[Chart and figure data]
++++++
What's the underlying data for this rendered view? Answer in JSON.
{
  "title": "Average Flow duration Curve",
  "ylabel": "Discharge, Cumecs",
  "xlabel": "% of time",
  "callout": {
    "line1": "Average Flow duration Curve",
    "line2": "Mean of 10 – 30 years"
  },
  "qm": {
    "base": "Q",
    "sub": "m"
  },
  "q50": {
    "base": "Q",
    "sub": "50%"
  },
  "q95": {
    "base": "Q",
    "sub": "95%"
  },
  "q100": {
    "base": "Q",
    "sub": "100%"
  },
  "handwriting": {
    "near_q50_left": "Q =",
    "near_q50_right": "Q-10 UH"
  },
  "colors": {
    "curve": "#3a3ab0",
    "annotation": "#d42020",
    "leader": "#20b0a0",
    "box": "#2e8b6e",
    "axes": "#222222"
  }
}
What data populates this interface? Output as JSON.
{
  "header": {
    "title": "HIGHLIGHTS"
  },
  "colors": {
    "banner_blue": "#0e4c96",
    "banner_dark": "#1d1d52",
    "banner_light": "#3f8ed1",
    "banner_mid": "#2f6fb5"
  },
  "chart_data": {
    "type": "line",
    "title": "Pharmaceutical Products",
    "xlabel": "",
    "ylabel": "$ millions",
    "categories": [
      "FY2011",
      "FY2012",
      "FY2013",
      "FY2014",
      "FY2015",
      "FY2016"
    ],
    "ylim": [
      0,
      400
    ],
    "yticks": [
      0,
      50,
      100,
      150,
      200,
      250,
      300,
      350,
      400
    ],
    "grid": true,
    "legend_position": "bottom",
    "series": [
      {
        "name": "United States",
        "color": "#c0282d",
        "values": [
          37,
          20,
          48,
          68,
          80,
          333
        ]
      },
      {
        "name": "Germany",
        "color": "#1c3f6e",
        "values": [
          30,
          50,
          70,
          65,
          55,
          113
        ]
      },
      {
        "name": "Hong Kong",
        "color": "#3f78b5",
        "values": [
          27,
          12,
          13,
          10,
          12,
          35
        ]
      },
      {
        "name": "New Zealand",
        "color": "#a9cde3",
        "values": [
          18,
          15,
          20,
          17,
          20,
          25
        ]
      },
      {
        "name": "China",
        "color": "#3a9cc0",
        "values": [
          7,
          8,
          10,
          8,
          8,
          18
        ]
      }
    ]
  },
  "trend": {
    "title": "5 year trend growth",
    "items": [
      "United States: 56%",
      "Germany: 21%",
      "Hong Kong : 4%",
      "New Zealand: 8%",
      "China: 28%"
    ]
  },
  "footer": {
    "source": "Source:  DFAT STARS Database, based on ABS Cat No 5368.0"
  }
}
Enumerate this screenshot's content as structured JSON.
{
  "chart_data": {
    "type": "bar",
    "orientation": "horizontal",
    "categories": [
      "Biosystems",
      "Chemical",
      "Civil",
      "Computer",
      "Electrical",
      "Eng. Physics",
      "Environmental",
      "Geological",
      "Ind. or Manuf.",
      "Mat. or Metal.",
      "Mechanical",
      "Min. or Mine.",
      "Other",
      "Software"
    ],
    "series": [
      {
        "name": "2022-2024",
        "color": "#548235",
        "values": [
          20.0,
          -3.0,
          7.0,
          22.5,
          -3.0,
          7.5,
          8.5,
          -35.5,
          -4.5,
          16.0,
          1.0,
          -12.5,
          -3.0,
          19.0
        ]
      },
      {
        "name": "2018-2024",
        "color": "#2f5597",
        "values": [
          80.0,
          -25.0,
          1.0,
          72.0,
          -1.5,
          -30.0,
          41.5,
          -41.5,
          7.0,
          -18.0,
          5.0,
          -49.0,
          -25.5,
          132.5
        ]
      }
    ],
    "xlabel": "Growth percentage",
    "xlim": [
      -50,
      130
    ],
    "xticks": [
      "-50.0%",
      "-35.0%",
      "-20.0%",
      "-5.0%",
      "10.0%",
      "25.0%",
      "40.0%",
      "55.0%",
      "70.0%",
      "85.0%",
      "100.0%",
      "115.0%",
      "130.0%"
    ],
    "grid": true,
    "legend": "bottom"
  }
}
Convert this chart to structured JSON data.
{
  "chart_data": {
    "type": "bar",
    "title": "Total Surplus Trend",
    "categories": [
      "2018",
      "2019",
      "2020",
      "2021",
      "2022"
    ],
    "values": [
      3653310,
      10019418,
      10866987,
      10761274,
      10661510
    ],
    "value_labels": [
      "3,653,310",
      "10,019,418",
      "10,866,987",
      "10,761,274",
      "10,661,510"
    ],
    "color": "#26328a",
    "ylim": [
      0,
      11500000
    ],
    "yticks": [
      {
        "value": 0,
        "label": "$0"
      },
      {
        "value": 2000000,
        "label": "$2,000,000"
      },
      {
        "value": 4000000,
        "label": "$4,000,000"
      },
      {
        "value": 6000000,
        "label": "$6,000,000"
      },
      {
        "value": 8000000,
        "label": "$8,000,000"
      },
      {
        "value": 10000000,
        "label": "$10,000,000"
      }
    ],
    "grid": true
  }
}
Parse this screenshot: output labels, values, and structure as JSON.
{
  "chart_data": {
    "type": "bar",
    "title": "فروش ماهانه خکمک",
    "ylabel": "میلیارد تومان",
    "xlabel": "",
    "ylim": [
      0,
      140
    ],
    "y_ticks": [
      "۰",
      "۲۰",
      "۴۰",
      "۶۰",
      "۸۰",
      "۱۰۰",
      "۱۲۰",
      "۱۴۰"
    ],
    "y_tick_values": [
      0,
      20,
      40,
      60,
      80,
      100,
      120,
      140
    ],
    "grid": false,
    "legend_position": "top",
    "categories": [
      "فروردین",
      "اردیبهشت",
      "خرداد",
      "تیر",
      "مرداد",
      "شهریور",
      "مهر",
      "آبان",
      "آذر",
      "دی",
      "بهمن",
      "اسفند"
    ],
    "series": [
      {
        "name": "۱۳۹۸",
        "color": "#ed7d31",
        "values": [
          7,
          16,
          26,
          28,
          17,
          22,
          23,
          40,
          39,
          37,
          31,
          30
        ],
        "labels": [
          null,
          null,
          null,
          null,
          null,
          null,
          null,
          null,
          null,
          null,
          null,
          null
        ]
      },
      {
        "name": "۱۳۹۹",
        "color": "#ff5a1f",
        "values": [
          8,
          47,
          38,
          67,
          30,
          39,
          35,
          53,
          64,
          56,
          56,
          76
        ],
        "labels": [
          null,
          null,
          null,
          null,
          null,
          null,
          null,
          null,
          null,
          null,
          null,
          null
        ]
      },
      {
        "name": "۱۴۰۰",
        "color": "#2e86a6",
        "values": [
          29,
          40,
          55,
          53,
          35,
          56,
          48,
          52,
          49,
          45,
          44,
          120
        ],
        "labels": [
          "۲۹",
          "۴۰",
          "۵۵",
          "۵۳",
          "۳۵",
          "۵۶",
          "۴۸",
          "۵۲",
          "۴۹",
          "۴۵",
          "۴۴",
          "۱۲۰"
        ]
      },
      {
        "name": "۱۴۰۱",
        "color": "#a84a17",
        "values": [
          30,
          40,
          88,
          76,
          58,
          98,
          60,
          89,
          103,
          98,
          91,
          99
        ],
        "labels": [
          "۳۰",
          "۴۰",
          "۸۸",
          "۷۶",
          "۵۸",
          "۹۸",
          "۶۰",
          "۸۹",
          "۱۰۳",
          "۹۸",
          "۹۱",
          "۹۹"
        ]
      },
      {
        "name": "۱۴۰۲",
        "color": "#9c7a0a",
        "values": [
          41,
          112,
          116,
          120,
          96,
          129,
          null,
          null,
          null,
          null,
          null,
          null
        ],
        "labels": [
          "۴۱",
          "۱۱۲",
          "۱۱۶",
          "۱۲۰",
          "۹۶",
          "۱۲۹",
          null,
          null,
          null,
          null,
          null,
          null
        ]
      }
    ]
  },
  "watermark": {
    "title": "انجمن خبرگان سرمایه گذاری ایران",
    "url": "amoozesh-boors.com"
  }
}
++++++
■ **TASK REQUIREMENTS**: Where a line above includes "screenshot", copy that line.

■ **RESULT OF THIS TASK**:
Enumerate this screenshot's content as structured JSON.
Parse this screenshot: output labels, values, and structure as JSON.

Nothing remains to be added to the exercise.